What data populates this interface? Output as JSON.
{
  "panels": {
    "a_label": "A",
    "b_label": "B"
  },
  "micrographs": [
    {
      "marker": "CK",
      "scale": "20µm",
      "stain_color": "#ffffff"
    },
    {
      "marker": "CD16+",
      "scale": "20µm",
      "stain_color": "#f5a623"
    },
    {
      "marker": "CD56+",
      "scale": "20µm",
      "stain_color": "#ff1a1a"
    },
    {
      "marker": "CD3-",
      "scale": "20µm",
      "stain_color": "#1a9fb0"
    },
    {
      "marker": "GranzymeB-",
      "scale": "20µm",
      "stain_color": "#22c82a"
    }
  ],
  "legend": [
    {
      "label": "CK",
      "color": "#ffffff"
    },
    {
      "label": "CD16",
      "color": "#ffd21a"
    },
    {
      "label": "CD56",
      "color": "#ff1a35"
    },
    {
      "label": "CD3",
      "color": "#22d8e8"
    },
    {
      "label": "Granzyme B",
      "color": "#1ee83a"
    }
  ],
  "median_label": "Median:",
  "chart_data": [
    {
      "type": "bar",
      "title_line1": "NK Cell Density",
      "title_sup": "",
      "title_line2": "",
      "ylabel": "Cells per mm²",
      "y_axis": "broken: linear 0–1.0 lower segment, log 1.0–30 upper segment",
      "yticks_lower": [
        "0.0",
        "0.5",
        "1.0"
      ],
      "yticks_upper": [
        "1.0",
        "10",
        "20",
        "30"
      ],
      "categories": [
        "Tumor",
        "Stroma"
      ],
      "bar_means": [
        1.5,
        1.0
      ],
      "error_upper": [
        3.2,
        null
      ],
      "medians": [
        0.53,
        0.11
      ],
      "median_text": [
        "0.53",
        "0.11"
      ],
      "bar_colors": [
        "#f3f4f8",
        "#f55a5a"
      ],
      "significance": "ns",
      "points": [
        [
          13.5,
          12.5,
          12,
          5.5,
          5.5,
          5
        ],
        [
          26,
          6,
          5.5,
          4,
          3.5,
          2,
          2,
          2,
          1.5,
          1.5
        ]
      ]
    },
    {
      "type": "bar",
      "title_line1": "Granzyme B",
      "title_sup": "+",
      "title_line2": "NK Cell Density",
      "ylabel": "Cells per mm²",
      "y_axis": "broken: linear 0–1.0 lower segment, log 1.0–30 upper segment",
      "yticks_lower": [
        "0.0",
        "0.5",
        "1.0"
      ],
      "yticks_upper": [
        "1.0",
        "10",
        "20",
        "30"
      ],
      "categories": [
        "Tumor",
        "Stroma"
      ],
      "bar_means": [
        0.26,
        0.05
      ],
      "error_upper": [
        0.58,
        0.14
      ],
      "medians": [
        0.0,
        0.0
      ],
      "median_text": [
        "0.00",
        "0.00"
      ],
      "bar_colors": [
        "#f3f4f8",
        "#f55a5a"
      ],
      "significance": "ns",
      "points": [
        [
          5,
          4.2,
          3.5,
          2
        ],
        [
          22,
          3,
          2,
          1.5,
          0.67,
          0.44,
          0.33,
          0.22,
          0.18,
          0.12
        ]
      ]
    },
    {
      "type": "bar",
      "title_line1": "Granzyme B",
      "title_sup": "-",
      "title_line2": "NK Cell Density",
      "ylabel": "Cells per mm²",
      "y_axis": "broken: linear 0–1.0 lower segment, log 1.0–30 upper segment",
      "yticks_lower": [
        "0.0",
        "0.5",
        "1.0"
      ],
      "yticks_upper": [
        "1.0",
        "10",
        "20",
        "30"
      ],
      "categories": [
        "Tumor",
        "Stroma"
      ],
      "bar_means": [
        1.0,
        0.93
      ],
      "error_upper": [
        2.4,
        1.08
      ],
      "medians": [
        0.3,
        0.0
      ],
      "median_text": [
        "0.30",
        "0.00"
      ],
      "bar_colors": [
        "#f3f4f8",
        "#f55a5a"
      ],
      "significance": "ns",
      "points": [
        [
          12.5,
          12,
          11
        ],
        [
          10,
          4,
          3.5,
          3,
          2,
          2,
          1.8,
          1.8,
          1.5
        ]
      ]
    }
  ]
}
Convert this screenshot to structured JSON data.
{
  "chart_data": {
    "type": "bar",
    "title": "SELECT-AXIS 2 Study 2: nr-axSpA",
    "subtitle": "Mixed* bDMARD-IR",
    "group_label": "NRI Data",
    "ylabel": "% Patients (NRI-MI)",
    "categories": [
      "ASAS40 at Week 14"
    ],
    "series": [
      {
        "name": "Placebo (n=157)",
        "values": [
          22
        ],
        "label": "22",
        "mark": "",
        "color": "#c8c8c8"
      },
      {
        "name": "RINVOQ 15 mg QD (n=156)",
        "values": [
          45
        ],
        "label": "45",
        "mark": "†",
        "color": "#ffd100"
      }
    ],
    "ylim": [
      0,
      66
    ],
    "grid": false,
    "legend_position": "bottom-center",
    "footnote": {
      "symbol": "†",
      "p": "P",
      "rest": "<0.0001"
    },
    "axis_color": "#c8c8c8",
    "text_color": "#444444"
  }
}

§ Assignment
The records above are to be written out again word for word.

§ Problem solution
What data populates this interface? Output as JSON.
{
  "panels": {
    "a_label": "A",
    "b_label": "B"
  },
  "micrographs": [
    {
      "marker": "CK",
      "scale": "20µm",
      "stain_color": "#ffffff"
    },
    {
      "marker": "CD16+",
      "scale": "20µm",
      "stain_color": "#f5a623"
    },
    {
      "marker": "CD56+",
      "scale": "20µm",
      "stain_color": "#ff1a1a"
    },
    {
      "marker": "CD3-",
      "scale": "20µm",
      "stain_color": "#1a9fb0"
    },
    {
      "marker": "GranzymeB-",
      "scale": "20µm",
      "stain_color": "#22c82a"
    }
  ],
  "legend": [
    {
      "label": "CK",
      "color": "#ffffff"
    },
    {
      "label": "CD16",
      "color": "#ffd21a"
    },
    {
      "label": "CD56",
      "color": "#ff1a35"
    },
    {
      "label": "CD3",
      "color": "#22d8e8"
    },
    {
      "label": "Granzyme B",
      "color": "#1ee83a"
    }
  ],
  "median_label": "Median:",
  "chart_data": [
    {
      "type": "bar",
      "title_line1": "NK Cell Density",
      "title_sup": "",
      "title_line2": "",
      "ylabel": "Cells per mm²",
      "y_axis": "broken: linear 0–1.0 lower segment, log 1.0–30 upper segment",
      "yticks_lower": [
        "0.0",
        "0.5",
        "1.0"
      ],
      "yticks_upper": [
        "1.0",
        "10",
        "20",
        "30"
      ],
      "categories": [
        "Tumor",
        "Stroma"
      ],
      "bar_means": [
        1.5,
        1.0
      ],
      "error_upper": [
        3.2,
        null
      ],
      "medians": [
        0.53,
        0.11
      ],
      "median_text": [
        "0.53",
        "0.11"
      ],
      "bar_colors": [
        "#f3f4f8",
        "#f55a5a"
      ],
      "significance": "ns",
      "points": [
        [
          13.5,
          12.5,
          12,
          5.5,
          5.5,
          5
        ],
        [
          26,
          6,
          5.5,
          4,
          3.5,
          2,
          2,
          2,
          1.5,
          1.5
        ]
      ]
    },
    {
      "type": "bar",
      "title_line1": "Granzyme B",
      "title_sup": "+",
      "title_line2": "NK Cell Density",
      "ylabel": "Cells per mm²",
      "y_axis": "broken: linear 0–1.0 lower segment, log 1.0–30 upper segment",
      "yticks_lower": [
        "0.0",
        "0.5",
        "1.0"
      ],
      "yticks_upper": [
        "1.0",
        "10",
        "20",
        "30"
      ],
      "categories": [
        "Tumor",
        "Stroma"
      ],
      "bar_means": [
        0.26,
        0.05
      ],
      "error_upper": [
        0.58,
        0.14
      ],
      "medians": [
        0.0,
        0.0
      ],
      "median_text": [
        "0.00",
        "0.00"
      ],
      "bar_colors": [
        "#f3f4f8",
        "#f55a5a"
      ],
      "significance": "ns",
      "points": [
        [
          5,
          4.2,
          3.5,
          2
        ],
        [
          22,
          3,
          2,
          1.5,
          0.67,
          0.44,
          0.33,
          0.22,
          0.18,
          0.12
        ]
      ]
    },
    {
      "type": "bar",
      "title_line1": "Granzyme B",
      "title_sup": "-",
      "title_line2": "NK Cell Density",
      "ylabel": "Cells per mm²",
      "y_axis": "broken: linear 0–1.0 lower segment, log 1.0–30 upper segment",
      "yticks_lower": [
        "0.0",
        "0.5",
        "1.0"
      ],
      "yticks_upper": [
        "1.0",
        "10",
        "20",
        "30"
      ],
      "categories": [
        "Tumor",
        "Stroma"
      ],
      "bar_means": [
        1.0,
        0.93
      ],
      "error_upper": [
        2.4,
        1.08
      ],
      "medians": [
        0.3,
        0.0
      ],
      "median_text": [
        "0.30",
        "0.00"
      ],
      "bar_colors": [
        "#f3f4f8",
        "#f55a5a"
      ],
      "significance": "ns",
      "points": [
        [
          12.5,
          12,
          11
        ],
        [
          10,
          4,
          3.5,
          3,
          2,
          2,
          1.8,
          1.8,
          1.5
        ]
      ]
    }
  ]
}
Convert this screenshot to structured JSON data.
{
  "chart_data": {
    "type": "bar",
    "title": "SELECT-AXIS 2 Study 2: nr-axSpA",
    "subtitle": "Mixed* bDMARD-IR",
    "group_label": "NRI Data",
    "ylabel": "% Patients (NRI-MI)",
    "categories": [
      "ASAS40 at Week 14"
    ],
    "series": [
      {
        "name": "Placebo (n=157)",
        "values": [
          22
        ],
        "label": "22",
        "mark": "",
        "color": "#c8c8c8"
      },
      {
        "name": "RINVOQ 15 mg QD (n=156)",
        "values": [
          45
        ],
        "label": "45",
        "mark": "†",
        "color": "#ffd100"
      }
    ],
    "ylim": [
      0,
      66
    ],
    "grid": false,
    "legend_position": "bottom-center",
    "footnote": {
      "symbol": "†",
      "p": "P",
      "rest": "<0.0001"
    },
    "axis_color": "#c8c8c8",
    "text_color": "#444444"
  }
}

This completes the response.